Work required: Scan the entries below for the word "noodles". Copy each line that has it.

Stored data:
========================
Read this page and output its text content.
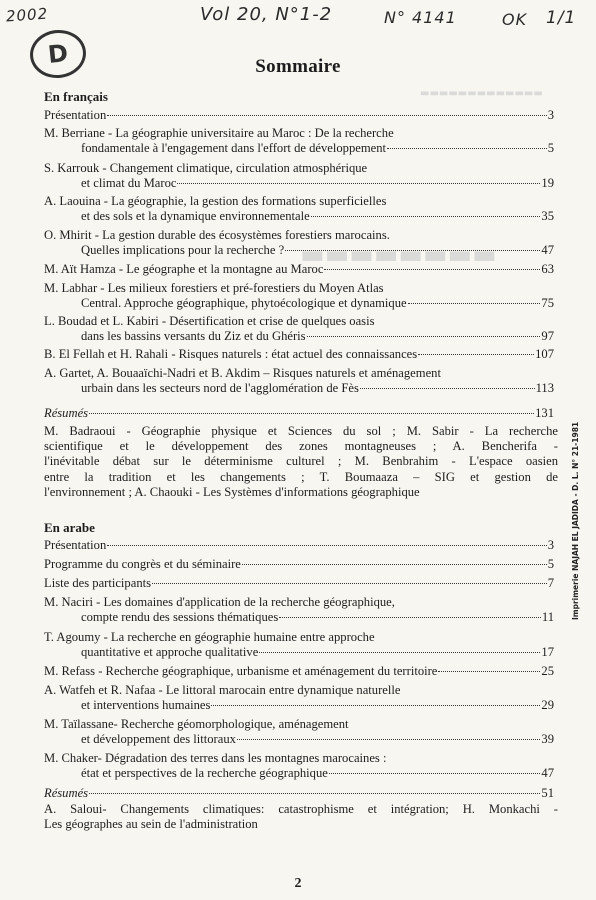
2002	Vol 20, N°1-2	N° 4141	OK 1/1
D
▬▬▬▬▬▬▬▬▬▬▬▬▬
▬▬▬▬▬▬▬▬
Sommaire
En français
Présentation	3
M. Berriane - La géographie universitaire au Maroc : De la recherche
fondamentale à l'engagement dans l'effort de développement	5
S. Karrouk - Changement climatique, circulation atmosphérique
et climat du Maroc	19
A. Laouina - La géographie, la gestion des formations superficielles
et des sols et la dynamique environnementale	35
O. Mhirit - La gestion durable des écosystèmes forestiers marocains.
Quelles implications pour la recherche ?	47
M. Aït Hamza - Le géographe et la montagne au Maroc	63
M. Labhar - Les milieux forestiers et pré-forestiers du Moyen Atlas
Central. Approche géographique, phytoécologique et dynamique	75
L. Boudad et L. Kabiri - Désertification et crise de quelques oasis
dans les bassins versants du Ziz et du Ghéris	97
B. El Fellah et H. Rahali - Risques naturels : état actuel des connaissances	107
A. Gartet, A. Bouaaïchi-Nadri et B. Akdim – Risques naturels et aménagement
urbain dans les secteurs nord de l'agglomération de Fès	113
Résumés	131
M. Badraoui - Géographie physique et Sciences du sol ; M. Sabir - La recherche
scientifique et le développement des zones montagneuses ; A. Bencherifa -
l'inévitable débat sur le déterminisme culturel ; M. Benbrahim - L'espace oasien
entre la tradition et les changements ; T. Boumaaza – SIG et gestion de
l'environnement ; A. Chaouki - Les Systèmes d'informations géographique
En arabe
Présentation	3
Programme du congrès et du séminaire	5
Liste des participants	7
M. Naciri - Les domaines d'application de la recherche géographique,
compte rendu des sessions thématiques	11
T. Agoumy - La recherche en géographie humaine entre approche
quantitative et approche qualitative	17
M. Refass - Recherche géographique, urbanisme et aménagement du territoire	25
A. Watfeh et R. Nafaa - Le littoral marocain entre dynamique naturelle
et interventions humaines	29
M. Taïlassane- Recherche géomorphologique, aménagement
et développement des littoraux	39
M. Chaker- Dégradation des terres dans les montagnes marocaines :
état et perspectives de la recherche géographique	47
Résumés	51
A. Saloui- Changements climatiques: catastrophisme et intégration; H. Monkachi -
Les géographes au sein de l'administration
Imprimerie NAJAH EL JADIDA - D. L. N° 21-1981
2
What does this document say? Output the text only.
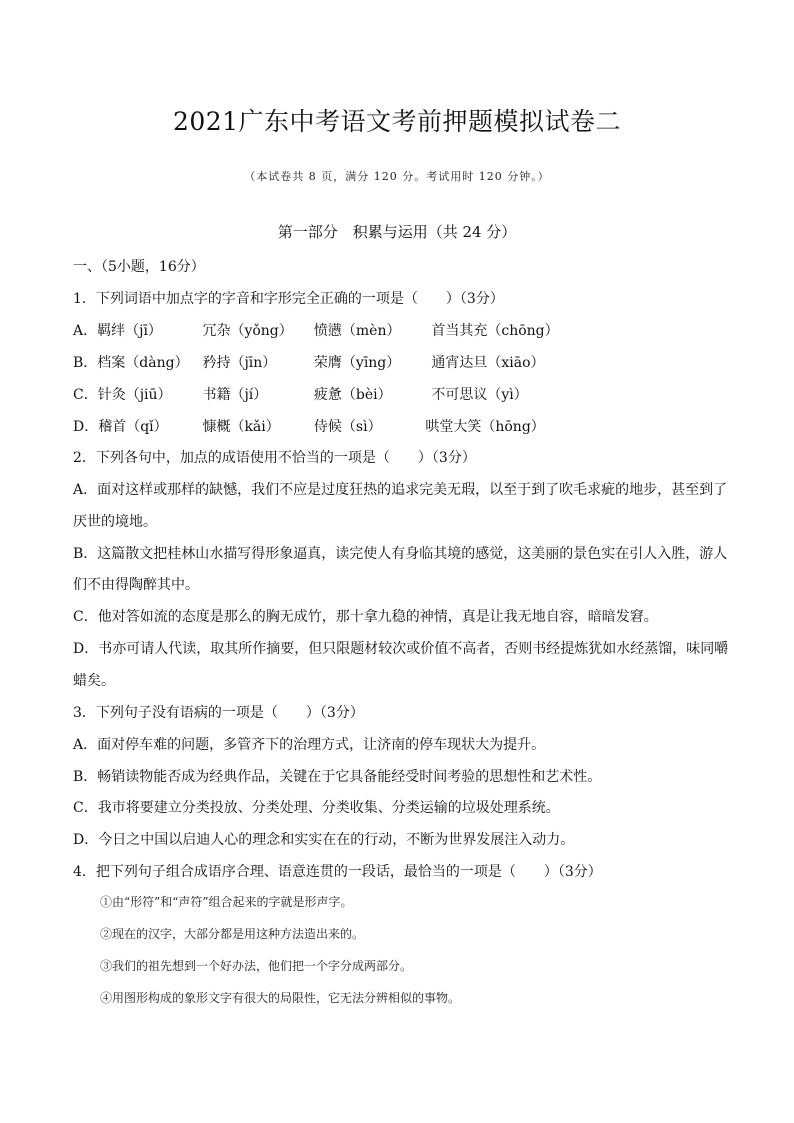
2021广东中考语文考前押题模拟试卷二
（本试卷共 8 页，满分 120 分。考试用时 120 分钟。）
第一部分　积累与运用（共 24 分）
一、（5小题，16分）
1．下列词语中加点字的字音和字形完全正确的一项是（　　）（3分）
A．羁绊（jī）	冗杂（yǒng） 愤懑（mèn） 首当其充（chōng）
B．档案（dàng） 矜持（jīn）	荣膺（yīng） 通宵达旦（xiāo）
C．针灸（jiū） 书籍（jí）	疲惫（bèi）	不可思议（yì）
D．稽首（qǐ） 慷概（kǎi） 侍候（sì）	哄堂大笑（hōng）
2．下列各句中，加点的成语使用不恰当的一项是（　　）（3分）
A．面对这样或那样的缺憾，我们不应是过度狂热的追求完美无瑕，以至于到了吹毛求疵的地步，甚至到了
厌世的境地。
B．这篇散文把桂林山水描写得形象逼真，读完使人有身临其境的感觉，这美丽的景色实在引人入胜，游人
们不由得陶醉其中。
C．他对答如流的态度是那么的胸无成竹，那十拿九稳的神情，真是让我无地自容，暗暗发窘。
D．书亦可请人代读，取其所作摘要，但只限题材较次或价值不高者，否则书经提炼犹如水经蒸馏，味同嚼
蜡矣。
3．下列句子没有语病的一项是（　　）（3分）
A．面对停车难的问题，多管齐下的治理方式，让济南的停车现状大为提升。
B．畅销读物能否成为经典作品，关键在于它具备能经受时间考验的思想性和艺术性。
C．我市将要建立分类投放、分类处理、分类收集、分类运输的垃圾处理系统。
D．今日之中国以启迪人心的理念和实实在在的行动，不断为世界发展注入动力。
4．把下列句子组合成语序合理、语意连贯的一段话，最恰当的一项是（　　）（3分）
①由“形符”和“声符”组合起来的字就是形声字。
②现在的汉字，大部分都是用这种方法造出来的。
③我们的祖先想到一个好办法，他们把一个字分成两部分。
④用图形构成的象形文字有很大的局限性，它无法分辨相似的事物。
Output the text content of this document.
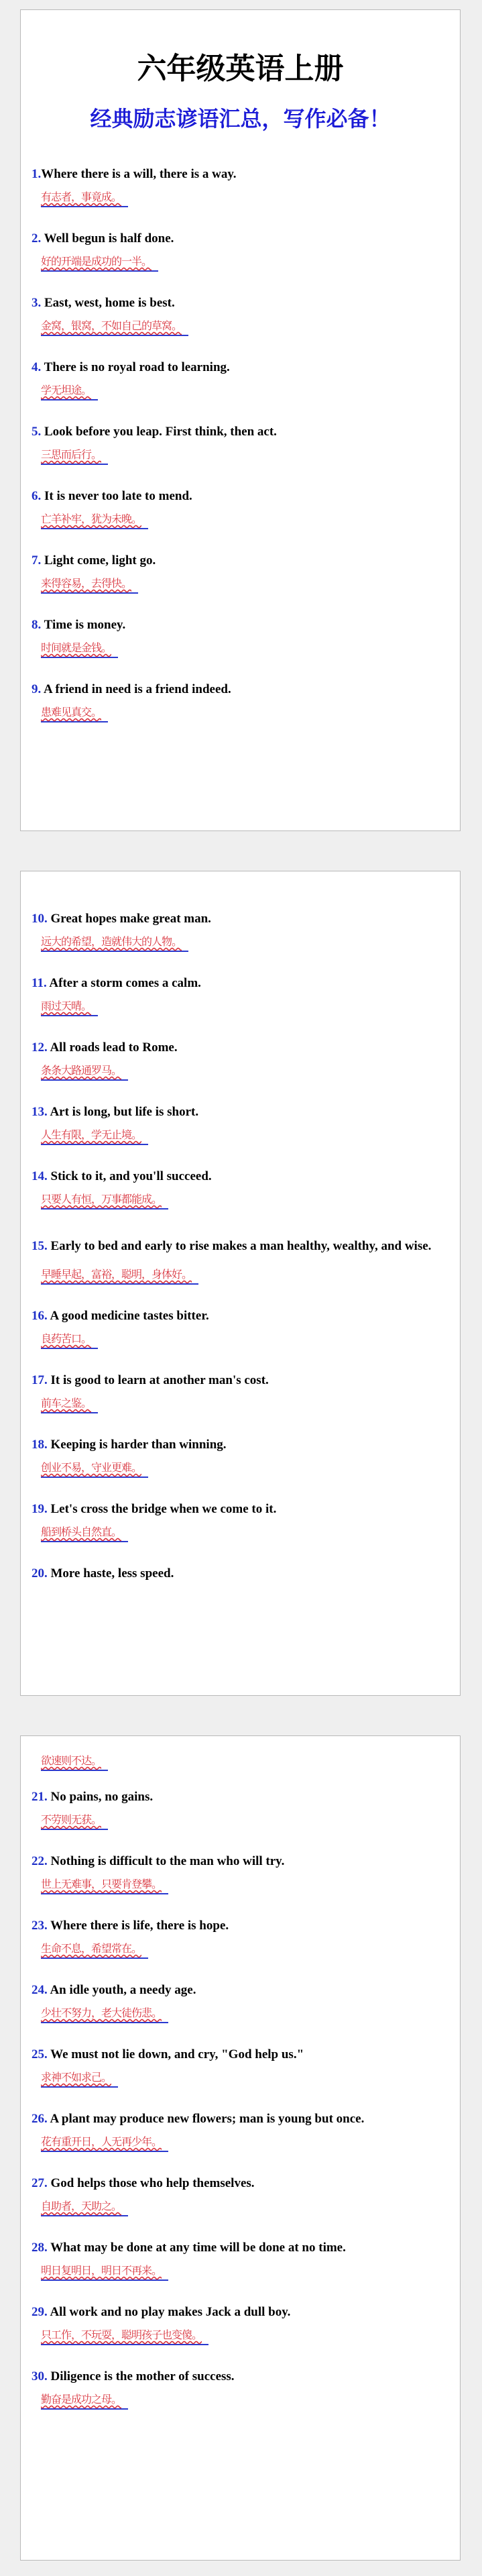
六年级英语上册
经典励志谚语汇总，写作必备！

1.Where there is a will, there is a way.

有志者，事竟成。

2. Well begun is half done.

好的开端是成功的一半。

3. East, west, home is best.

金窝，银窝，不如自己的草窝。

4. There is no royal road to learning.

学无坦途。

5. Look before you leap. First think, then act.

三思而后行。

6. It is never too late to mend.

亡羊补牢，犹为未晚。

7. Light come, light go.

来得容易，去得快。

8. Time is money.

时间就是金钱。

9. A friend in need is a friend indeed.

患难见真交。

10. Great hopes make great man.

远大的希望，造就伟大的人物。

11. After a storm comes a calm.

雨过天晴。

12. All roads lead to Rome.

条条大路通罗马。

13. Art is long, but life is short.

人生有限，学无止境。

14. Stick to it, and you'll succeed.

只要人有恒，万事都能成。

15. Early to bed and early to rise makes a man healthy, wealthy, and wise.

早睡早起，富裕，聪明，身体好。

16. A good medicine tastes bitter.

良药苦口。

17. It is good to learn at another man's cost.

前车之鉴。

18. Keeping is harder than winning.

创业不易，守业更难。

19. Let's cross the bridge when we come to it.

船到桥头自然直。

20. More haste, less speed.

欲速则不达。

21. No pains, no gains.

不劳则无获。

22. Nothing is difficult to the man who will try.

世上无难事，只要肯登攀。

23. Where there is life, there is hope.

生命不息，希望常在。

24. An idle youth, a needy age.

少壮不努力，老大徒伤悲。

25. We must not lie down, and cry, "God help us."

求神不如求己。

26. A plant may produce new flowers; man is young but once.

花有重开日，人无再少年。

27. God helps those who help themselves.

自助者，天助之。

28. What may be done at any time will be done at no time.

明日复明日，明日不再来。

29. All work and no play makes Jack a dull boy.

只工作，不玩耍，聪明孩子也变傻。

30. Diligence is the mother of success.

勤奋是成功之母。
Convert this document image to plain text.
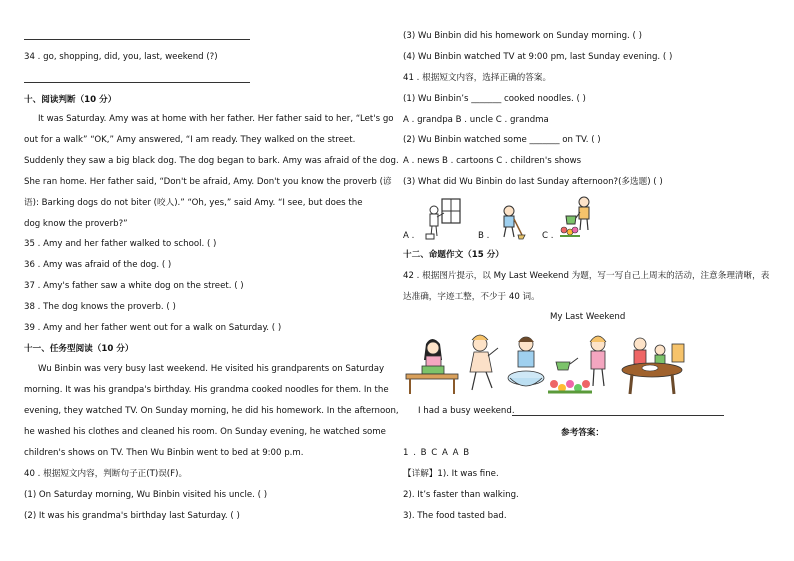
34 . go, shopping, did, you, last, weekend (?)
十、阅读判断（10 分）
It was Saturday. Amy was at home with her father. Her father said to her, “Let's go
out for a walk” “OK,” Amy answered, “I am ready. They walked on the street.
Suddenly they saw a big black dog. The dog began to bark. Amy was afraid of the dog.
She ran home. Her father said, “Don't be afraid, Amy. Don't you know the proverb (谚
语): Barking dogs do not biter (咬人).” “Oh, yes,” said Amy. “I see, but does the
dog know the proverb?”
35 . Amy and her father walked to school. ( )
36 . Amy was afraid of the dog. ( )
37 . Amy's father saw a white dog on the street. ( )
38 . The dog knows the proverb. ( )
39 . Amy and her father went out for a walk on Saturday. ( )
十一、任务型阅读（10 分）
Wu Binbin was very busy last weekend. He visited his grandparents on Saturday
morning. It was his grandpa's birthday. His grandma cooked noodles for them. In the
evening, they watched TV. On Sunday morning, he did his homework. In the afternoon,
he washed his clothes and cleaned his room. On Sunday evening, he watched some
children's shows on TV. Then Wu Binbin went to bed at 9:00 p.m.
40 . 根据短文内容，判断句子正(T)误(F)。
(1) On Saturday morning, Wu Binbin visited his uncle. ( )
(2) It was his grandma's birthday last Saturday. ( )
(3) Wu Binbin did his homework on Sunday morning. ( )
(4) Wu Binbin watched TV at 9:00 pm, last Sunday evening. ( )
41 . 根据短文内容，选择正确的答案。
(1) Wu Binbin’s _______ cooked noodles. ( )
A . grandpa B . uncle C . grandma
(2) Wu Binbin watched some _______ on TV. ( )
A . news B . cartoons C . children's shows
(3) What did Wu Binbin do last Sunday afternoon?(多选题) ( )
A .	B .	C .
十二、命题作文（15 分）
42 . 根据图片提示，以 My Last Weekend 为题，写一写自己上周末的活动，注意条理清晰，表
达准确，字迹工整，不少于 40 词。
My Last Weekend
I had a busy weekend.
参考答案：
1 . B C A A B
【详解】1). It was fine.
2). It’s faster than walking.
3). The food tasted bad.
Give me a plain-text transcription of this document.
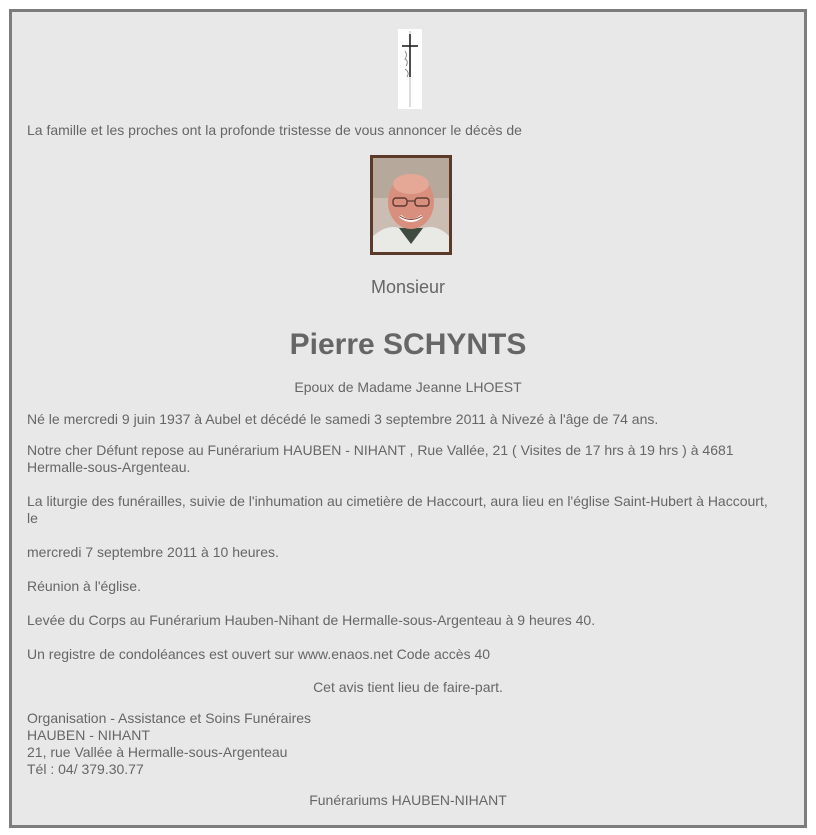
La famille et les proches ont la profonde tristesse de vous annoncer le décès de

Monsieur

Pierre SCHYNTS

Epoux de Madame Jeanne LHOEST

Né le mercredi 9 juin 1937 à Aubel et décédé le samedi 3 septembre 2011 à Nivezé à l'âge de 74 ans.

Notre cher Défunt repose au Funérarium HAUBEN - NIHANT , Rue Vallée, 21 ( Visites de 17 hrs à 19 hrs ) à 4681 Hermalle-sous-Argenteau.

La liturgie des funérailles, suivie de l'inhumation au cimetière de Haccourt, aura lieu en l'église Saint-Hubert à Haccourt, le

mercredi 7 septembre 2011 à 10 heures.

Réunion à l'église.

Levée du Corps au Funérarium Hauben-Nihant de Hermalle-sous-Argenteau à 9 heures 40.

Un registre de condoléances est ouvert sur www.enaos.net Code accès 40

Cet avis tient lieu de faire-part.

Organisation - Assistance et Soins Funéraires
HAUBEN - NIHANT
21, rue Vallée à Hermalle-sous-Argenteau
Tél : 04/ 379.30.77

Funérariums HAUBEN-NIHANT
========================
Finished answer:
morning. It was his grandpa's birthday. His grandma cooked noodles for them. In the
(1) Wu Binbin’s _______ cooked noodles. ( )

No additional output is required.